> [EXERCISE INSTRUCTIONS] Collect each line in the listing that contains the word "screenshot". Letter case must match.

# START OF RECORDS

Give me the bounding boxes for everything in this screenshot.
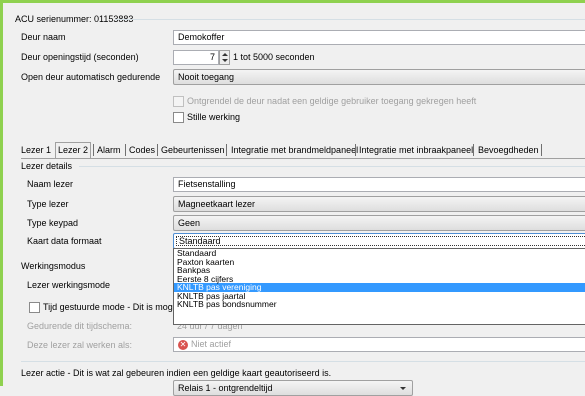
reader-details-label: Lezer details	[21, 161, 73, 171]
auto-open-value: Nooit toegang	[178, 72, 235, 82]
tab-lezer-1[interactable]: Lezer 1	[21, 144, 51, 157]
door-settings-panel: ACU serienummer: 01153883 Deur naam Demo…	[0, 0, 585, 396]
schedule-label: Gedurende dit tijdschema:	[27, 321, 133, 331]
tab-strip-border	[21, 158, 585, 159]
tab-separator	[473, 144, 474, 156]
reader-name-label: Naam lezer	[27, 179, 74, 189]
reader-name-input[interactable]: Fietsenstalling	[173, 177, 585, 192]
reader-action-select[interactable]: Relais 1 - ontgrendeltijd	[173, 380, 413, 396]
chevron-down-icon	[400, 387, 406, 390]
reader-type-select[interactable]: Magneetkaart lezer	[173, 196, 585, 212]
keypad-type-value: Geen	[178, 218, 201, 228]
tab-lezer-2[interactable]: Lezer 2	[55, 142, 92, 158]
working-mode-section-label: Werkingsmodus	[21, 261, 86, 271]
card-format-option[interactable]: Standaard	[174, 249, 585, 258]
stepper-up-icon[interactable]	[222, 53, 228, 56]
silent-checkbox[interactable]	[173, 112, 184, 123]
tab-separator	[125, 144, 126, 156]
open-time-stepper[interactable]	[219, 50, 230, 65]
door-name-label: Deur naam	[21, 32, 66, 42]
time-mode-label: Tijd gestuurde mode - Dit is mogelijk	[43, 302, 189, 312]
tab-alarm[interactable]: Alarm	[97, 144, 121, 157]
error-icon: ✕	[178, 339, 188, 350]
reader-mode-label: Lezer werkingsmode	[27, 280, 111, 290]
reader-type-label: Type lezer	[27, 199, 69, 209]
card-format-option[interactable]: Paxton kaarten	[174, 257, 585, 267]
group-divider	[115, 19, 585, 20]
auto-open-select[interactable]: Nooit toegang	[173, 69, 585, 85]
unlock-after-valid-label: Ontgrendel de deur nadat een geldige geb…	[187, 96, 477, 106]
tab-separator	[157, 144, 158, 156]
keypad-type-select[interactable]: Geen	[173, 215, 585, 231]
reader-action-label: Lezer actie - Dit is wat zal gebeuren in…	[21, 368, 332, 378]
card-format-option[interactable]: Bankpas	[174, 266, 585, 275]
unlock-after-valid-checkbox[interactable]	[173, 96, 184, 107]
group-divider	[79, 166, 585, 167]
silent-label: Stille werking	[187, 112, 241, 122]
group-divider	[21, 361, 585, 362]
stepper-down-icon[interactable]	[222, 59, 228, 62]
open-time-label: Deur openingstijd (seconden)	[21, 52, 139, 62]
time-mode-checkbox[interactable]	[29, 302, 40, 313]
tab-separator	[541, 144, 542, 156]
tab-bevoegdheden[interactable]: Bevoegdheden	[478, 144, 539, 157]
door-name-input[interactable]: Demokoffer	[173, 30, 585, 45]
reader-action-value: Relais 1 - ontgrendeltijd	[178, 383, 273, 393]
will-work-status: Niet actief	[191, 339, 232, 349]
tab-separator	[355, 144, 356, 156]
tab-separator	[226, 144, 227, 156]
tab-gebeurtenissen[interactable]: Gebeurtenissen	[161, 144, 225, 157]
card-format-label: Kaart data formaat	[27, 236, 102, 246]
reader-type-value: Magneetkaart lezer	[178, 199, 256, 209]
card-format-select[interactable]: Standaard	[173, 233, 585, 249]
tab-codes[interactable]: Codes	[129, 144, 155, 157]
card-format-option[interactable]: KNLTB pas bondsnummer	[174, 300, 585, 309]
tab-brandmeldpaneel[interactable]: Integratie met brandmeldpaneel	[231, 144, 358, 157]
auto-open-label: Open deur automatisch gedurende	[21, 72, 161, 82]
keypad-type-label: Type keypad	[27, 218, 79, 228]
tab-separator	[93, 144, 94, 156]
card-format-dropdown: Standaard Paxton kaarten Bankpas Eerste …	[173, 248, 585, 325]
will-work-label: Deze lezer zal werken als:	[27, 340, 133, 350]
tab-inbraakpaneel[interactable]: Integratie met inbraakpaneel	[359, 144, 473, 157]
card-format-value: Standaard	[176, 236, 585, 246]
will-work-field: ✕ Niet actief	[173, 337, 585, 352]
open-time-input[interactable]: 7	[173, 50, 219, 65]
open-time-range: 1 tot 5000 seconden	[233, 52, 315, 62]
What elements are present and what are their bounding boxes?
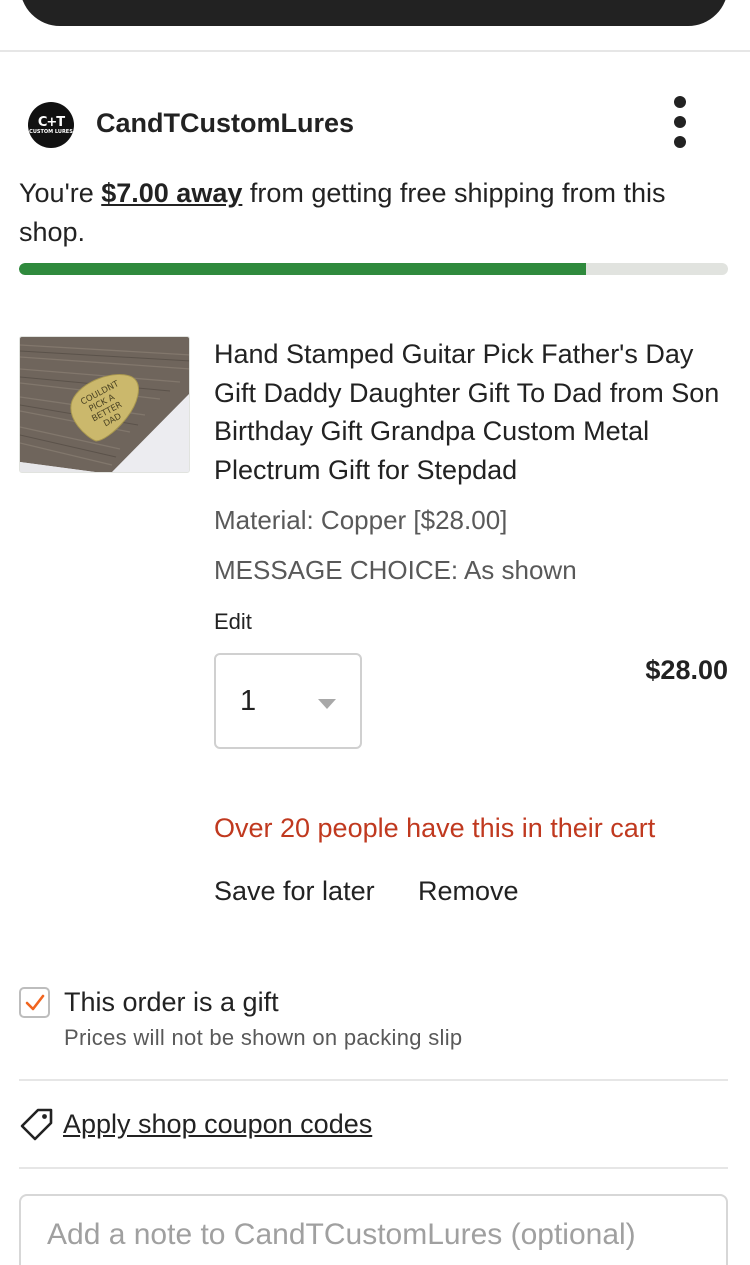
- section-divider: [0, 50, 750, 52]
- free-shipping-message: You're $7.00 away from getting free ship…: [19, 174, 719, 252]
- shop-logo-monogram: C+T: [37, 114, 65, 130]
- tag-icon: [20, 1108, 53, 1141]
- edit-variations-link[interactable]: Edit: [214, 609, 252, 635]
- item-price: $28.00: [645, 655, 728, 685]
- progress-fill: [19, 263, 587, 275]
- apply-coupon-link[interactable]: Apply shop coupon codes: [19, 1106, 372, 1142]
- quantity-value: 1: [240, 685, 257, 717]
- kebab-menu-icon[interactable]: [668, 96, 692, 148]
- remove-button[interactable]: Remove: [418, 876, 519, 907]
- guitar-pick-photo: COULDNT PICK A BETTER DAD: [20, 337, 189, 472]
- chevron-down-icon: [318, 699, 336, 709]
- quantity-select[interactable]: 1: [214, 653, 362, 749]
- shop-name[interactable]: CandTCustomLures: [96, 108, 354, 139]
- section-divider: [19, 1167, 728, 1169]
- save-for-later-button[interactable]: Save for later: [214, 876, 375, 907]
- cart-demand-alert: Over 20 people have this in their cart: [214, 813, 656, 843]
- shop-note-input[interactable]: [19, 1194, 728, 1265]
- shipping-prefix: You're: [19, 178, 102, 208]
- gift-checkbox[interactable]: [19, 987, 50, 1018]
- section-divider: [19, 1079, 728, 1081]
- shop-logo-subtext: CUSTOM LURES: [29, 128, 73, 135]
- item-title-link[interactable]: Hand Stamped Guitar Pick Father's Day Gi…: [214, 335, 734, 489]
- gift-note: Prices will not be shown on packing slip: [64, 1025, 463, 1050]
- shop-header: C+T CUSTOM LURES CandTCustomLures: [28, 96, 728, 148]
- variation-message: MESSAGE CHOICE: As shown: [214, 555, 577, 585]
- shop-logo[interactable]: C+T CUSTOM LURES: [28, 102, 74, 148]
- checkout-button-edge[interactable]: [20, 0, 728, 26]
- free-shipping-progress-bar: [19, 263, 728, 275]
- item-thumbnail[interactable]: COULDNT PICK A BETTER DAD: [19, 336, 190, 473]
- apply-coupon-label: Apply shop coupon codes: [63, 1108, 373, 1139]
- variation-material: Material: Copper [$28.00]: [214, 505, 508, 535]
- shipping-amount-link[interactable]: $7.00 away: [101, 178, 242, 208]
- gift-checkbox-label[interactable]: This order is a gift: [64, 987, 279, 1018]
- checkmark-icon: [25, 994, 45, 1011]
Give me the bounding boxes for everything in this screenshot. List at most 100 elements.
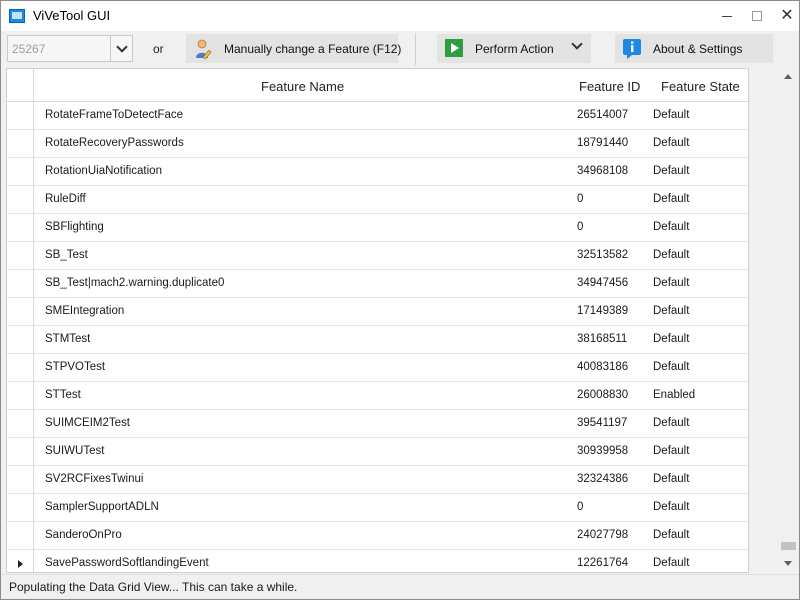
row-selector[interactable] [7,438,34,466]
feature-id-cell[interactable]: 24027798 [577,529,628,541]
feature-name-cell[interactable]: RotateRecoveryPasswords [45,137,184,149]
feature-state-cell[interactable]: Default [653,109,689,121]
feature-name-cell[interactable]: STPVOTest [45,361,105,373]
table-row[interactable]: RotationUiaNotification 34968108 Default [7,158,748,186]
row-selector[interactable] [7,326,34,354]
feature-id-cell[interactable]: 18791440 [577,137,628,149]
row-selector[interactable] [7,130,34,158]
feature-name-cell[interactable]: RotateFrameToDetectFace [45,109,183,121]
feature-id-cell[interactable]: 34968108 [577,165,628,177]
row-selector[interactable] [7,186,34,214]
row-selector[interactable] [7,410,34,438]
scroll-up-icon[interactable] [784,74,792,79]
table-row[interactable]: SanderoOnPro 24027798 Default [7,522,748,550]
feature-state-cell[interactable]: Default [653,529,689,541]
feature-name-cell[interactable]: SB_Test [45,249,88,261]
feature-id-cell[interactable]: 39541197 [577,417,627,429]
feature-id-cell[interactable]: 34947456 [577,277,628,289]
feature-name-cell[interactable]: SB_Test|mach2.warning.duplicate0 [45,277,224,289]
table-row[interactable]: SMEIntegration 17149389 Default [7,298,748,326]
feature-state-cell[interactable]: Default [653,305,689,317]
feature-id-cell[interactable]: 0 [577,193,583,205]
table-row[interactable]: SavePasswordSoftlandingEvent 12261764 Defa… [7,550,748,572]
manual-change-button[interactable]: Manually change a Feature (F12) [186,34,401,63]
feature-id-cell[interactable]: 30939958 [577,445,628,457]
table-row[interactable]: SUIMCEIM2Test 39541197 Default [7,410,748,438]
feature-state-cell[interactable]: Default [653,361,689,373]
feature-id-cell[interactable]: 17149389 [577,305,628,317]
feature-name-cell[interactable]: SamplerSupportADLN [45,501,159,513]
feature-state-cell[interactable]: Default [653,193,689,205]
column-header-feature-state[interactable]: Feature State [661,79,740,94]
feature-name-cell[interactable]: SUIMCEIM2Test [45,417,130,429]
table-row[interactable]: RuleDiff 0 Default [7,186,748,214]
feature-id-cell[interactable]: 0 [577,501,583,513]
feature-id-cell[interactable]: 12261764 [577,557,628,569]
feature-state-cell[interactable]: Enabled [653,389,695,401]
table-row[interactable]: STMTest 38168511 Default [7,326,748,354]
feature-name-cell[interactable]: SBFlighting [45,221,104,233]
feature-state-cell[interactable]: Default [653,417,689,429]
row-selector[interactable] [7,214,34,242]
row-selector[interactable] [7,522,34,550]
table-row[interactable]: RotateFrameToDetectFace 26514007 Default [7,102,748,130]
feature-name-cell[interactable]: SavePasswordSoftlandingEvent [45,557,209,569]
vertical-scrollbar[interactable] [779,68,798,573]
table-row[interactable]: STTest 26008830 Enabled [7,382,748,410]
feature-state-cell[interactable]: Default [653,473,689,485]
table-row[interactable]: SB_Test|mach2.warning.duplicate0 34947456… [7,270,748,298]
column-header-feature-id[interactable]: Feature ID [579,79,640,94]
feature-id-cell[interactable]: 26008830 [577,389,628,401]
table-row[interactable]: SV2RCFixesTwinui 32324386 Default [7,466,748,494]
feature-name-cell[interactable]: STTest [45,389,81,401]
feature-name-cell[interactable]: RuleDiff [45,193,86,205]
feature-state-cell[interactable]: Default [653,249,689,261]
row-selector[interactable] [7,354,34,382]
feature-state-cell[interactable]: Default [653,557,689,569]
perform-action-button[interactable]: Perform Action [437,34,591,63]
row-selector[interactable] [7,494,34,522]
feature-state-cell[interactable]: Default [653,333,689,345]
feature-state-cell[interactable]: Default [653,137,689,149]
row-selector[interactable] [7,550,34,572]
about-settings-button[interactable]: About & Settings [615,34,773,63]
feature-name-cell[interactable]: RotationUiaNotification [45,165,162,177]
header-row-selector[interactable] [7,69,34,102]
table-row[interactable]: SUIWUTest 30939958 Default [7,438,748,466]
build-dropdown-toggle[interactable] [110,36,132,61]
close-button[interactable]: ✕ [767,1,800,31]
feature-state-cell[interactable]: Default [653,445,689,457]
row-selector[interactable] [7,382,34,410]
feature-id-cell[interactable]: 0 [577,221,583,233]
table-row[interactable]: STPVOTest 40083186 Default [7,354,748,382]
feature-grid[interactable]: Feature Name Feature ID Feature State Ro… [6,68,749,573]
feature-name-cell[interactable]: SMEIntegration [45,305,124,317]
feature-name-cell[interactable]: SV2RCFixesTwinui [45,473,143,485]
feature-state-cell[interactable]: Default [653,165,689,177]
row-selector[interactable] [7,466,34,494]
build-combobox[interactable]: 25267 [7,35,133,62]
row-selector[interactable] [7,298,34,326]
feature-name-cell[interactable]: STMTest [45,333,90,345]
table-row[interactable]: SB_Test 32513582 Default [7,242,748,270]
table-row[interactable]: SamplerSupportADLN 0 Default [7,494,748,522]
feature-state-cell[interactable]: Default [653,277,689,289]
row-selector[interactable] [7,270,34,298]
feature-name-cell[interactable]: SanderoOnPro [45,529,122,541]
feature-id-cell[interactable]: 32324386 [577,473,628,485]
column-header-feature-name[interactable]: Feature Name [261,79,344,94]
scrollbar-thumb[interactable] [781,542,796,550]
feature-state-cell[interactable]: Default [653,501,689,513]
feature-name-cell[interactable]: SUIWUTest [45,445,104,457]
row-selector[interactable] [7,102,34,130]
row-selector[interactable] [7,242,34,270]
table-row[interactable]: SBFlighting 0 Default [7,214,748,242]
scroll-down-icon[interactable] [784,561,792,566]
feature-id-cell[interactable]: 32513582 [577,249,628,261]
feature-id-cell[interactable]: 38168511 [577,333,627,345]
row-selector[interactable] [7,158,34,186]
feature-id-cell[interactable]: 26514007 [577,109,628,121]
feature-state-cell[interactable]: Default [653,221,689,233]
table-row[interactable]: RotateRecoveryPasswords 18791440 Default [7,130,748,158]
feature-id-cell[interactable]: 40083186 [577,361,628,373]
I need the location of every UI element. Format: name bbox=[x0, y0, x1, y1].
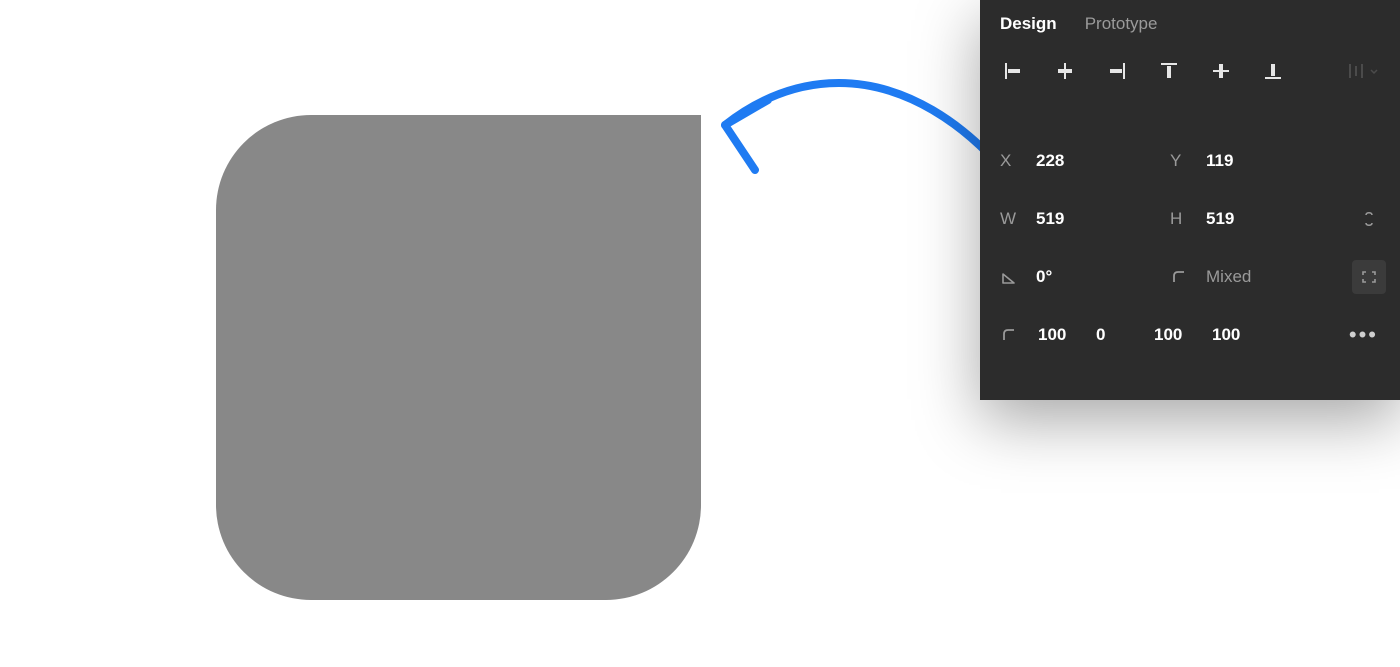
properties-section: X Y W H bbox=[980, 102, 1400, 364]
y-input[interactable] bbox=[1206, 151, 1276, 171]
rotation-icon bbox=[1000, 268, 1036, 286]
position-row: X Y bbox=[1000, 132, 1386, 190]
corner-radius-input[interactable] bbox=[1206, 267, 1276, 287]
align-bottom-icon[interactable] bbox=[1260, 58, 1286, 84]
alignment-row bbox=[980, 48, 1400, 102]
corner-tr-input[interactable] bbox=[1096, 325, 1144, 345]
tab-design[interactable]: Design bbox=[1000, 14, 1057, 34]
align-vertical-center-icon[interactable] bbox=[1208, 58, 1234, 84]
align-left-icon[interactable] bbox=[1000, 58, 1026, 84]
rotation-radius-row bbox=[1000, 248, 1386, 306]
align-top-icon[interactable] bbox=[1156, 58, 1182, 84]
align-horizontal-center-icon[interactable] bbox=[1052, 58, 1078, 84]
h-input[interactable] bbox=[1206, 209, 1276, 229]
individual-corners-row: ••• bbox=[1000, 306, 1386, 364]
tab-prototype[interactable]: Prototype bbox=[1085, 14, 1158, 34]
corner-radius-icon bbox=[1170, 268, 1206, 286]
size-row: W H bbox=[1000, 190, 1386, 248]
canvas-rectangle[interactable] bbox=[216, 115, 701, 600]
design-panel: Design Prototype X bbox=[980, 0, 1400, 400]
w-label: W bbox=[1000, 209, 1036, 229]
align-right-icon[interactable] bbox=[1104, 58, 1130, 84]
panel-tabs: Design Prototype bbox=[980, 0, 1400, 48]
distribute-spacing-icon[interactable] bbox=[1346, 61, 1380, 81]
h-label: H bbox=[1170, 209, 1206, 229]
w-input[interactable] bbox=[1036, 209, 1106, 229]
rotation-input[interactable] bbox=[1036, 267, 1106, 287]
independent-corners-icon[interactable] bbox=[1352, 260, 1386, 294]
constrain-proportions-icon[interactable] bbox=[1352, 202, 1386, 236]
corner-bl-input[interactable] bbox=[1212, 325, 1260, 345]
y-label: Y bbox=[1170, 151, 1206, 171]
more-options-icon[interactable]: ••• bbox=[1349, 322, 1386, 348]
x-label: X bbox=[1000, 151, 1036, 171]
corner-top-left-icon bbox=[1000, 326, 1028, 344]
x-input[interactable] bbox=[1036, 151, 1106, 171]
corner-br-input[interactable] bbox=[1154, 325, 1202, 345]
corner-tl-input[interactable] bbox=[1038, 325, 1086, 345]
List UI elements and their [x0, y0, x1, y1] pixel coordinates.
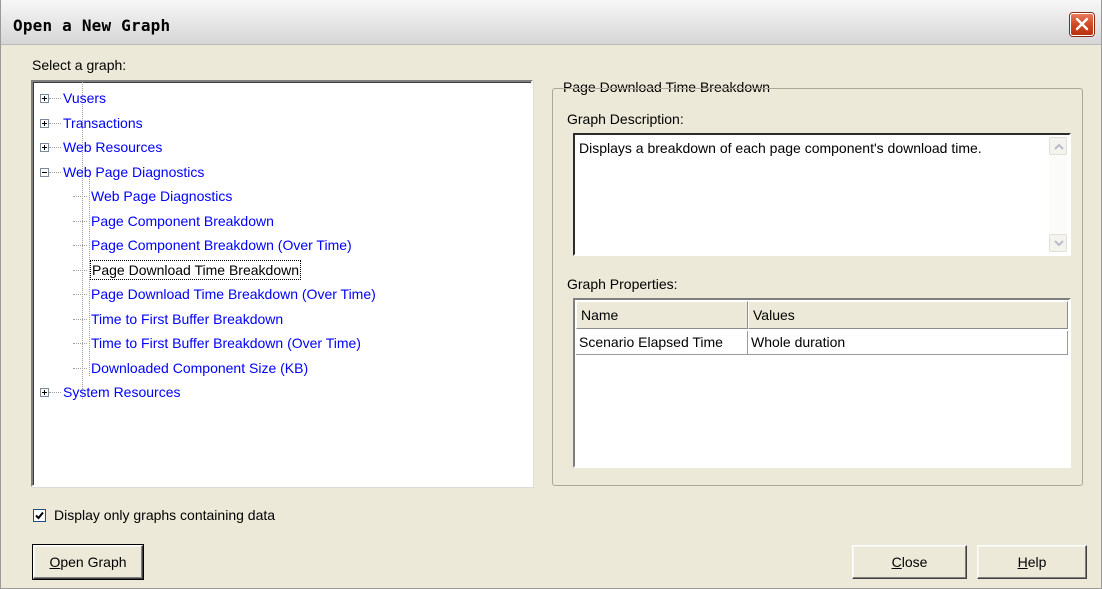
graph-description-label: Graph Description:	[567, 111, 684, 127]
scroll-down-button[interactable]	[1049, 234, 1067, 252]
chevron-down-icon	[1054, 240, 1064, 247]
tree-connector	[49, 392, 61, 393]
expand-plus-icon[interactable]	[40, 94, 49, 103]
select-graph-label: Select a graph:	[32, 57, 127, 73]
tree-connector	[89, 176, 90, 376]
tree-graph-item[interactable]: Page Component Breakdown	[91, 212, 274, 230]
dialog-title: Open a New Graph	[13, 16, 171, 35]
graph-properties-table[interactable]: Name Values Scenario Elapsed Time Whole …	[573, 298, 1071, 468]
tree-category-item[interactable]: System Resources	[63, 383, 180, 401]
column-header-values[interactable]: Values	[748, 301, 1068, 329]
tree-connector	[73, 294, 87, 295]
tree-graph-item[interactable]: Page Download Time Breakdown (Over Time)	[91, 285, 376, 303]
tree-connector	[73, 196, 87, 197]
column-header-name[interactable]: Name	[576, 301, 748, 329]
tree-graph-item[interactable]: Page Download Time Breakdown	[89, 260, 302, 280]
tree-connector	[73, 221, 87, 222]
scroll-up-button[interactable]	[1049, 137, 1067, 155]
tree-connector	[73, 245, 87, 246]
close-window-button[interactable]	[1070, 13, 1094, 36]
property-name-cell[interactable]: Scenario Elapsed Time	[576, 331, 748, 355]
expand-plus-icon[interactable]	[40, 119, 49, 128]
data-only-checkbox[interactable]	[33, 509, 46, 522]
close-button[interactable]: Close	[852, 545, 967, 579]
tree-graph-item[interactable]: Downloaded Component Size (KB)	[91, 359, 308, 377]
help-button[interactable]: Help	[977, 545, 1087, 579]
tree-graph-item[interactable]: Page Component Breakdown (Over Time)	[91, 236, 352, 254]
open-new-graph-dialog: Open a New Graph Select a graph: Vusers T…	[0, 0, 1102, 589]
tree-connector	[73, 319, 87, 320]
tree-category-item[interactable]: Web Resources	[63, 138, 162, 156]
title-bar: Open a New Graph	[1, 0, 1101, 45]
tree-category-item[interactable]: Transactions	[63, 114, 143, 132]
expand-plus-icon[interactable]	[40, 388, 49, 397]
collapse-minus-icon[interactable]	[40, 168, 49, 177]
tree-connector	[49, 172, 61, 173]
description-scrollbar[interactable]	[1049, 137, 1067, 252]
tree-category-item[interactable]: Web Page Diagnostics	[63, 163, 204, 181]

# END OF RECORDS

> [WRITTEN RESPONSE]
Give me the bounding boxes for everything in this screenshot.
Give me the bounding boxes for everything in this screenshot. List at most 100 elements.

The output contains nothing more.